[SET EXERCISE]
Collect every line of the records below that contains the word "three".

[RECORDS PROVIDED]

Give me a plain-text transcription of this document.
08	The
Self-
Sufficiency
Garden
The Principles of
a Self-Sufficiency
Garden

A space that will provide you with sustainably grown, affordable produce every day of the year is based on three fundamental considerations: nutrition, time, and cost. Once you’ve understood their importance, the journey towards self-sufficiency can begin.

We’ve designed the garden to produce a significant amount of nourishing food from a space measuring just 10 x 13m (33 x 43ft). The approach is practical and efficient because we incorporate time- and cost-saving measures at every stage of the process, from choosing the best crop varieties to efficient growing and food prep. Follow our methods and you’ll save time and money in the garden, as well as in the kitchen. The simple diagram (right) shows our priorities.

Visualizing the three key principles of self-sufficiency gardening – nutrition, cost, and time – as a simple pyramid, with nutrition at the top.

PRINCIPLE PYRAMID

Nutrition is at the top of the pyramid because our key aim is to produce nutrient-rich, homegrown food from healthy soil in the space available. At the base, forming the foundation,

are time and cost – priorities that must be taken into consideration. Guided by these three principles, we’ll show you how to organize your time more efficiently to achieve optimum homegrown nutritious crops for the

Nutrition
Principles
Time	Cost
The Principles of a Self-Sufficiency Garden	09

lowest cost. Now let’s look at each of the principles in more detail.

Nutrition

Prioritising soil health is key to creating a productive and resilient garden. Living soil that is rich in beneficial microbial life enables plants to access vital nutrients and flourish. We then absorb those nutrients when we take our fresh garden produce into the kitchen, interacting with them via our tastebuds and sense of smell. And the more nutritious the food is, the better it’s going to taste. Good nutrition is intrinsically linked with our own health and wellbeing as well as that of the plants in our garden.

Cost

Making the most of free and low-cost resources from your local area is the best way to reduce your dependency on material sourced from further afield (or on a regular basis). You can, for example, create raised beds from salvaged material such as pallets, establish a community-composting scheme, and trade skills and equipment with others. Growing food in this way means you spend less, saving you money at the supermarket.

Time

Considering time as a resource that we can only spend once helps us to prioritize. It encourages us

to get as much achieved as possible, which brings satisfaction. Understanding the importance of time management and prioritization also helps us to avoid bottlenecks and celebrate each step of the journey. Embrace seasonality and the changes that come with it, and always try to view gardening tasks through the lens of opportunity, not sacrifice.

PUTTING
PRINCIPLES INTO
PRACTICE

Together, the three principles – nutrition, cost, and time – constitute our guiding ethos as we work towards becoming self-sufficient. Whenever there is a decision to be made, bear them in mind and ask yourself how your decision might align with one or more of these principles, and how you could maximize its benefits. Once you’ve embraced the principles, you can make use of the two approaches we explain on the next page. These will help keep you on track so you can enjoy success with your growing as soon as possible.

[FINAL RESULT]
A space that will provide you with sustainably grown, affordable produce every day of the year is based on three fundamental considerations: nutrition, time, and cost. Once you’ve understood their importance, the journey towards self-sufficiency can begin.
Visualizing the three key principles of self-sufficiency gardening – nutrition, cost, and time – as a simple pyramid, with nutrition at the top.
are time and cost – priorities that must be taken into consideration. Guided by these three principles, we’ll show you how to organize your time more efficiently to achieve optimum homegrown nutritious crops for the
Together, the three principles – nutrition, cost, and time – constitute our guiding ethos as we work towards becoming self-sufficient. Whenever there is a decision to be made, bear them in mind and ask yourself how your decision might align with one or more of these principles, and how you could maximize its benefits. Once you’ve embraced the principles, you can make use of the two approaches we explain on the next page. These will help keep you on track so you can enjoy success with your growing as soon as possible.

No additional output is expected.